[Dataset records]
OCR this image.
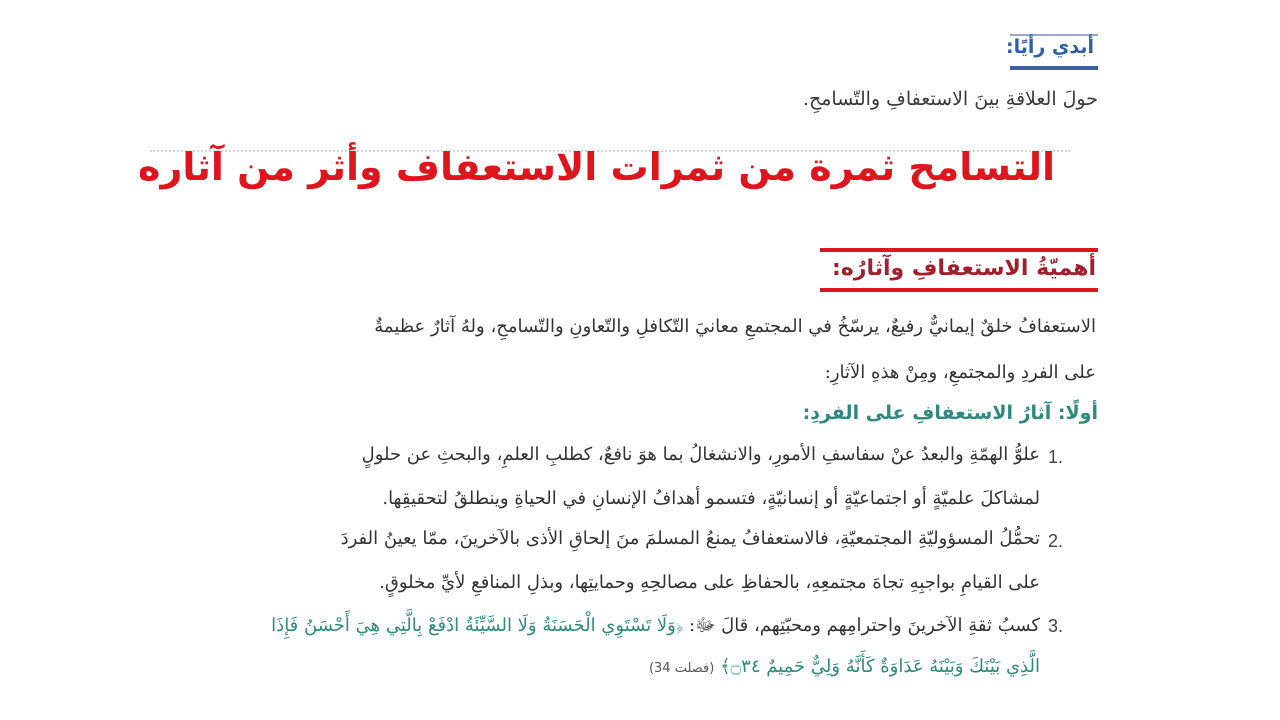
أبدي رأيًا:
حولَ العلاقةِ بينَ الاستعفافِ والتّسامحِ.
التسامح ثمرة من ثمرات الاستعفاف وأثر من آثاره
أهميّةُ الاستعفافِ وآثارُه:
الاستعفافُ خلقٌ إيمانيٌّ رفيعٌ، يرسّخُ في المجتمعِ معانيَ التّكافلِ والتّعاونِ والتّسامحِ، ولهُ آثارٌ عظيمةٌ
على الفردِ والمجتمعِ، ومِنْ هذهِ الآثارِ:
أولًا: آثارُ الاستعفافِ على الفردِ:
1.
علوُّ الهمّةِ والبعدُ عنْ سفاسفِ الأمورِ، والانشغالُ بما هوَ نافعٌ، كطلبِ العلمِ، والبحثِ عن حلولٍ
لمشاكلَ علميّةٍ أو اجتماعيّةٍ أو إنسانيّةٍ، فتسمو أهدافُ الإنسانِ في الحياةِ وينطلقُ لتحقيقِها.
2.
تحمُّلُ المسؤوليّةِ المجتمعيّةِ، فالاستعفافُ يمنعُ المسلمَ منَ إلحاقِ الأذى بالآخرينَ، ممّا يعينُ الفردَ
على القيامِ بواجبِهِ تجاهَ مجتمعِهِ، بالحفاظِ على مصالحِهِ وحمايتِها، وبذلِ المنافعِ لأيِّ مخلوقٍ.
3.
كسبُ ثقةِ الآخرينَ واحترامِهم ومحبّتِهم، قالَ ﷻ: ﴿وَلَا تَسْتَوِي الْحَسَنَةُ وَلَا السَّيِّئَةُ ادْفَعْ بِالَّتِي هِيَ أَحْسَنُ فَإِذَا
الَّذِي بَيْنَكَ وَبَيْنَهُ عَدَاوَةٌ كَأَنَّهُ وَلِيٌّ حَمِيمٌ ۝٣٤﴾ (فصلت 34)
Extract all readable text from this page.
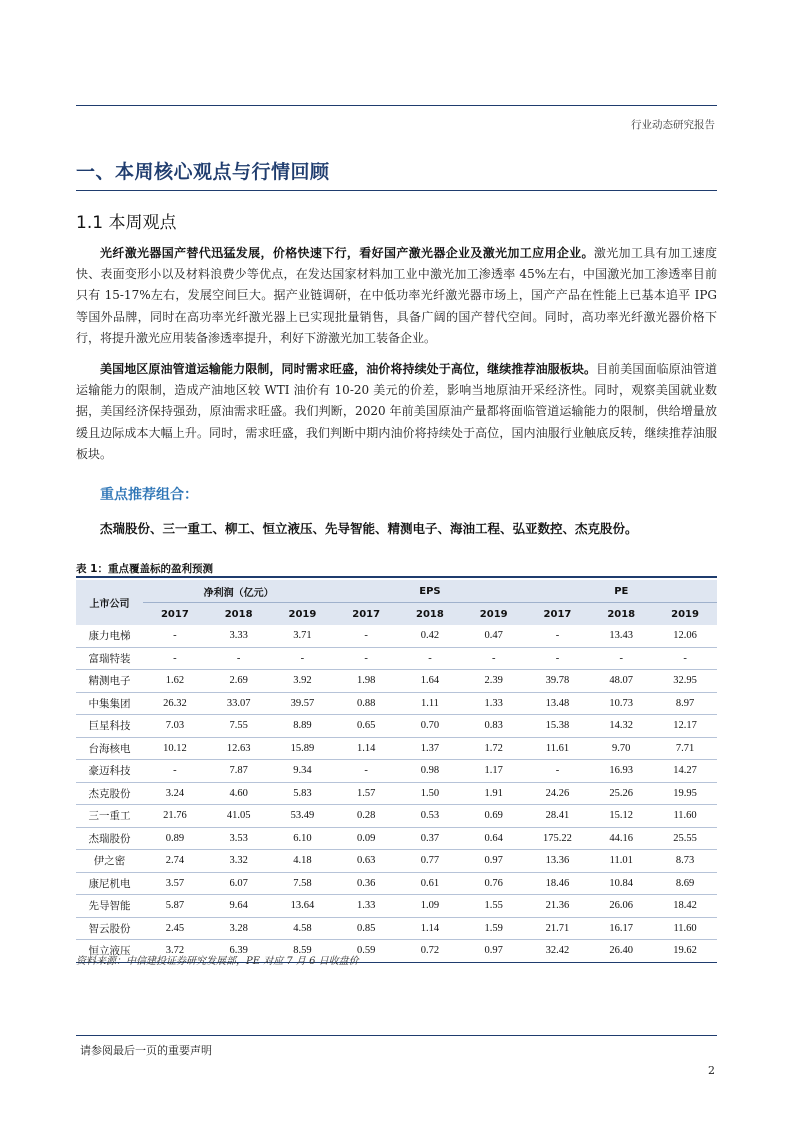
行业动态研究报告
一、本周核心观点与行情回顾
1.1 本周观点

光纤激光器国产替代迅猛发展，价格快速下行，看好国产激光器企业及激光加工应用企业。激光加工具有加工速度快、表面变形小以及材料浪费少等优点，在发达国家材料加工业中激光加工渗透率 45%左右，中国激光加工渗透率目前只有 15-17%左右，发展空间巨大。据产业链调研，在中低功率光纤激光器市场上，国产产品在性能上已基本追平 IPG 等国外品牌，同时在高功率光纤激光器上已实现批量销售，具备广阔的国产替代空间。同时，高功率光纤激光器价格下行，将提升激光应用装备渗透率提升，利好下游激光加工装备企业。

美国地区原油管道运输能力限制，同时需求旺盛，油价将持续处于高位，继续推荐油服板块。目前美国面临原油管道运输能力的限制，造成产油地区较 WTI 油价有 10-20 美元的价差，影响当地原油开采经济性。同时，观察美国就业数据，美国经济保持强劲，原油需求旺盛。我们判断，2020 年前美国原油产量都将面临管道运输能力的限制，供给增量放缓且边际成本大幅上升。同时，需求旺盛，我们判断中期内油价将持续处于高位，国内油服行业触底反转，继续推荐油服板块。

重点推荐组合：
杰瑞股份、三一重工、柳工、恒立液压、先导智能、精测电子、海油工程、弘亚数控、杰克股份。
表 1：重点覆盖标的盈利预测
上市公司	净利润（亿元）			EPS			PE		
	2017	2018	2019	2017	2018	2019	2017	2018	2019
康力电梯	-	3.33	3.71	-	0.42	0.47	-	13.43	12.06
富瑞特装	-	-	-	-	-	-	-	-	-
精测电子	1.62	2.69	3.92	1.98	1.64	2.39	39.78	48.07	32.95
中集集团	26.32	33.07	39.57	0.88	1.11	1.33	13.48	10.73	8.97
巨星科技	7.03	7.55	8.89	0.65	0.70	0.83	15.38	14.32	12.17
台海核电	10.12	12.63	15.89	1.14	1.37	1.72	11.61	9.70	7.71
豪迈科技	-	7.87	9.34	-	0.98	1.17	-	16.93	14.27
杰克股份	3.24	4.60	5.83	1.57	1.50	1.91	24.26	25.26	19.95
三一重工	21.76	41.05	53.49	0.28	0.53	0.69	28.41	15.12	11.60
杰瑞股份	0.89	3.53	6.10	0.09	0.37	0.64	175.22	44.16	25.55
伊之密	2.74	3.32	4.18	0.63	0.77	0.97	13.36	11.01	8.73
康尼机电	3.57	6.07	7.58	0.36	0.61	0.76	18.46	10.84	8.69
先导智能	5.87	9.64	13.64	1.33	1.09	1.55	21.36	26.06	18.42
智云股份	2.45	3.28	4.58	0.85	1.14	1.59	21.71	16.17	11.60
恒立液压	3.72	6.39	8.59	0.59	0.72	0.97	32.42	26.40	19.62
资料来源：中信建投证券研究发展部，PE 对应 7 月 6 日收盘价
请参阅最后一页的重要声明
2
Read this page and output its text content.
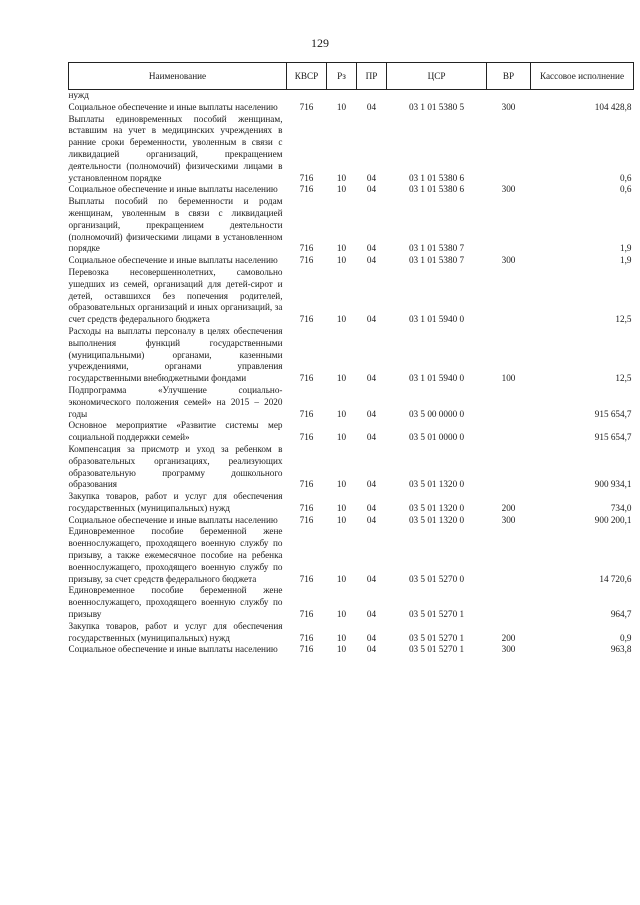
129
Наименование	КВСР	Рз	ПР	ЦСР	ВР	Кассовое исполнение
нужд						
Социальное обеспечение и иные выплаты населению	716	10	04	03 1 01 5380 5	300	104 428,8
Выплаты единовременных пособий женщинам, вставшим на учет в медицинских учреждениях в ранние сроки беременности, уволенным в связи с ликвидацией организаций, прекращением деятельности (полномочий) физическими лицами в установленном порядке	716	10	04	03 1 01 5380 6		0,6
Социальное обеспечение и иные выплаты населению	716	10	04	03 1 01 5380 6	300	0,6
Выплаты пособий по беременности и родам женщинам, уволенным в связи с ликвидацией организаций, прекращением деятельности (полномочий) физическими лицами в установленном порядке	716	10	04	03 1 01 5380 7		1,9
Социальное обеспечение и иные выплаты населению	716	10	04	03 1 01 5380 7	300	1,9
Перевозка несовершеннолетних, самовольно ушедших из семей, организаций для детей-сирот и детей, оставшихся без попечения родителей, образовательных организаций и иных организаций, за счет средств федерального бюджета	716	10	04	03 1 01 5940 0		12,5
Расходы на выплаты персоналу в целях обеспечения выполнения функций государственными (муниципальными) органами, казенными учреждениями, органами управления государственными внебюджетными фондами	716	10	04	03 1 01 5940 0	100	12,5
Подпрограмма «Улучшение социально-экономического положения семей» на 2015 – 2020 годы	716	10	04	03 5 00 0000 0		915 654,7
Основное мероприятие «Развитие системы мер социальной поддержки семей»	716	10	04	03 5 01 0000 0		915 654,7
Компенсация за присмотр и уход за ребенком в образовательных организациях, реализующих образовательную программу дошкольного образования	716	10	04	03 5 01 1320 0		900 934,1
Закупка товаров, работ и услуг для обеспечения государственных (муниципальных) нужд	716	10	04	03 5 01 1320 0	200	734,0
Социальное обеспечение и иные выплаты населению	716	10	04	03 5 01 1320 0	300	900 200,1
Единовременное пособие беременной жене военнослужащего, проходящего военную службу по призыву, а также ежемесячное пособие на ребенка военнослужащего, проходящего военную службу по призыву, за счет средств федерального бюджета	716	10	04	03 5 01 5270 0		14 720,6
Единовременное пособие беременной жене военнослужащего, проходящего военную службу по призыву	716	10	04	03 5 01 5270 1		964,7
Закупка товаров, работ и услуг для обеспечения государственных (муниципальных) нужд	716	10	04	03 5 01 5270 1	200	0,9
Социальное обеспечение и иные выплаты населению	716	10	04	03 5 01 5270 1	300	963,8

> _Written request_
Leaving out the pictures, repeat the data above exactly.

> _Full response_
OCR this image.
أبدي رأيًا:
حولَ العلاقةِ بينَ الاستعفافِ والتّسامحِ.
التسامح ثمرة من ثمرات الاستعفاف وأثر من آثاره
أهميّةُ الاستعفافِ وآثارُه:
الاستعفافُ خلقٌ إيمانيٌّ رفيعٌ، يرسّخُ في المجتمعِ معانيَ التّكافلِ والتّعاونِ والتّسامحِ، ولهُ آثارٌ عظيمةٌ
على الفردِ والمجتمعِ، ومِنْ هذهِ الآثارِ:
أولًا: آثارُ الاستعفافِ على الفردِ:
1.
علوُّ الهمّةِ والبعدُ عنْ سفاسفِ الأمورِ، والانشغالُ بما هوَ نافعٌ، كطلبِ العلمِ، والبحثِ عن حلولٍ
لمشاكلَ علميّةٍ أو اجتماعيّةٍ أو إنسانيّةٍ، فتسمو أهدافُ الإنسانِ في الحياةِ وينطلقُ لتحقيقِها.
2.
تحمُّلُ المسؤوليّةِ المجتمعيّةِ، فالاستعفافُ يمنعُ المسلمَ منَ إلحاقِ الأذى بالآخرينَ، ممّا يعينُ الفردَ
على القيامِ بواجبِهِ تجاهَ مجتمعِهِ، بالحفاظِ على مصالحِهِ وحمايتِها، وبذلِ المنافعِ لأيِّ مخلوقٍ.
3.
كسبُ ثقةِ الآخرينَ واحترامِهم ومحبّتِهم، قالَ ﷻ: ﴿وَلَا تَسْتَوِي الْحَسَنَةُ وَلَا السَّيِّئَةُ ادْفَعْ بِالَّتِي هِيَ أَحْسَنُ فَإِذَا
الَّذِي بَيْنَكَ وَبَيْنَهُ عَدَاوَةٌ كَأَنَّهُ وَلِيٌّ حَمِيمٌ ۝٣٤﴾ (فصلت 34)
Extract all readable text from this page.
行业动态研究报告
一、本周核心观点与行情回顾
1.1 本周观点

光纤激光器国产替代迅猛发展，价格快速下行，看好国产激光器企业及激光加工应用企业。激光加工具有加工速度快、表面变形小以及材料浪费少等优点，在发达国家材料加工业中激光加工渗透率 45%左右，中国激光加工渗透率目前只有 15-17%左右，发展空间巨大。据产业链调研，在中低功率光纤激光器市场上，国产产品在性能上已基本追平 IPG 等国外品牌，同时在高功率光纤激光器上已实现批量销售，具备广阔的国产替代空间。同时，高功率光纤激光器价格下行，将提升激光应用装备渗透率提升，利好下游激光加工装备企业。

美国地区原油管道运输能力限制，同时需求旺盛，油价将持续处于高位，继续推荐油服板块。目前美国面临原油管道运输能力的限制，造成产油地区较 WTI 油价有 10-20 美元的价差，影响当地原油开采经济性。同时，观察美国就业数据，美国经济保持强劲，原油需求旺盛。我们判断，2020 年前美国原油产量都将面临管道运输能力的限制，供给增量放缓且边际成本大幅上升。同时，需求旺盛，我们判断中期内油价将持续处于高位，国内油服行业触底反转，继续推荐油服板块。

重点推荐组合：
杰瑞股份、三一重工、柳工、恒立液压、先导智能、精测电子、海油工程、弘亚数控、杰克股份。
表 1：重点覆盖标的盈利预测
上市公司	净利润（亿元）			EPS			PE		
	2017	2018	2019	2017	2018	2019	2017	2018	2019
康力电梯	-	3.33	3.71	-	0.42	0.47	-	13.43	12.06
富瑞特装	-	-	-	-	-	-	-	-	-
精测电子	1.62	2.69	3.92	1.98	1.64	2.39	39.78	48.07	32.95
中集集团	26.32	33.07	39.57	0.88	1.11	1.33	13.48	10.73	8.97
巨星科技	7.03	7.55	8.89	0.65	0.70	0.83	15.38	14.32	12.17
台海核电	10.12	12.63	15.89	1.14	1.37	1.72	11.61	9.70	7.71
豪迈科技	-	7.87	9.34	-	0.98	1.17	-	16.93	14.27
杰克股份	3.24	4.60	5.83	1.57	1.50	1.91	24.26	25.26	19.95
三一重工	21.76	41.05	53.49	0.28	0.53	0.69	28.41	15.12	11.60
杰瑞股份	0.89	3.53	6.10	0.09	0.37	0.64	175.22	44.16	25.55
伊之密	2.74	3.32	4.18	0.63	0.77	0.97	13.36	11.01	8.73
康尼机电	3.57	6.07	7.58	0.36	0.61	0.76	18.46	10.84	8.69
先导智能	5.87	9.64	13.64	1.33	1.09	1.55	21.36	26.06	18.42
智云股份	2.45	3.28	4.58	0.85	1.14	1.59	21.71	16.17	11.60
恒立液压	3.72	6.39	8.59	0.59	0.72	0.97	32.42	26.40	19.62
资料来源：中信建投证券研究发展部，PE 对应 7 月 6 日收盘价
请参阅最后一页的重要声明
2
Read this page and output its text content.
129
Наименование	КВСР	Рз	ПР	ЦСР	ВР	Кассовое исполнение
нужд						
Социальное обеспечение и иные выплаты населению	716	10	04	03 1 01 5380 5	300	104 428,8
Выплаты единовременных пособий женщинам, вставшим на учет в медицинских учреждениях в ранние сроки беременности, уволенным в связи с ликвидацией организаций, прекращением деятельности (полномочий) физическими лицами в установленном порядке	716	10	04	03 1 01 5380 6		0,6
Социальное обеспечение и иные выплаты населению	716	10	04	03 1 01 5380 6	300	0,6
Выплаты пособий по беременности и родам женщинам, уволенным в связи с ликвидацией организаций, прекращением деятельности (полномочий) физическими лицами в установленном порядке	716	10	04	03 1 01 5380 7		1,9
Социальное обеспечение и иные выплаты населению	716	10	04	03 1 01 5380 7	300	1,9
Перевозка несовершеннолетних, самовольно ушедших из семей, организаций для детей-сирот и детей, оставшихся без попечения родителей, образовательных организаций и иных организаций, за счет средств федерального бюджета	716	10	04	03 1 01 5940 0		12,5
Расходы на выплаты персоналу в целях обеспечения выполнения функций государственными (муниципальными) органами, казенными учреждениями, органами управления государственными внебюджетными фондами	716	10	04	03 1 01 5940 0	100	12,5
Подпрограмма «Улучшение социально-экономического положения семей» на 2015 – 2020 годы	716	10	04	03 5 00 0000 0		915 654,7
Основное мероприятие «Развитие системы мер социальной поддержки семей»	716	10	04	03 5 01 0000 0		915 654,7
Компенсация за присмотр и уход за ребенком в образовательных организациях, реализующих образовательную программу дошкольного образования	716	10	04	03 5 01 1320 0		900 934,1
Закупка товаров, работ и услуг для обеспечения государственных (муниципальных) нужд	716	10	04	03 5 01 1320 0	200	734,0
Социальное обеспечение и иные выплаты населению	716	10	04	03 5 01 1320 0	300	900 200,1
Единовременное пособие беременной жене военнослужащего, проходящего военную службу по призыву, а также ежемесячное пособие на ребенка военнослужащего, проходящего военную службу по призыву, за счет средств федерального бюджета	716	10	04	03 5 01 5270 0		14 720,6
Единовременное пособие беременной жене военнослужащего, проходящего военную службу по призыву	716	10	04	03 5 01 5270 1		964,7
Закупка товаров, работ и услуг для обеспечения государственных (муниципальных) нужд	716	10	04	03 5 01 5270 1	200	0,9
Социальное обеспечение и иные выплаты населению	716	10	04	03 5 01 5270 1	300	963,8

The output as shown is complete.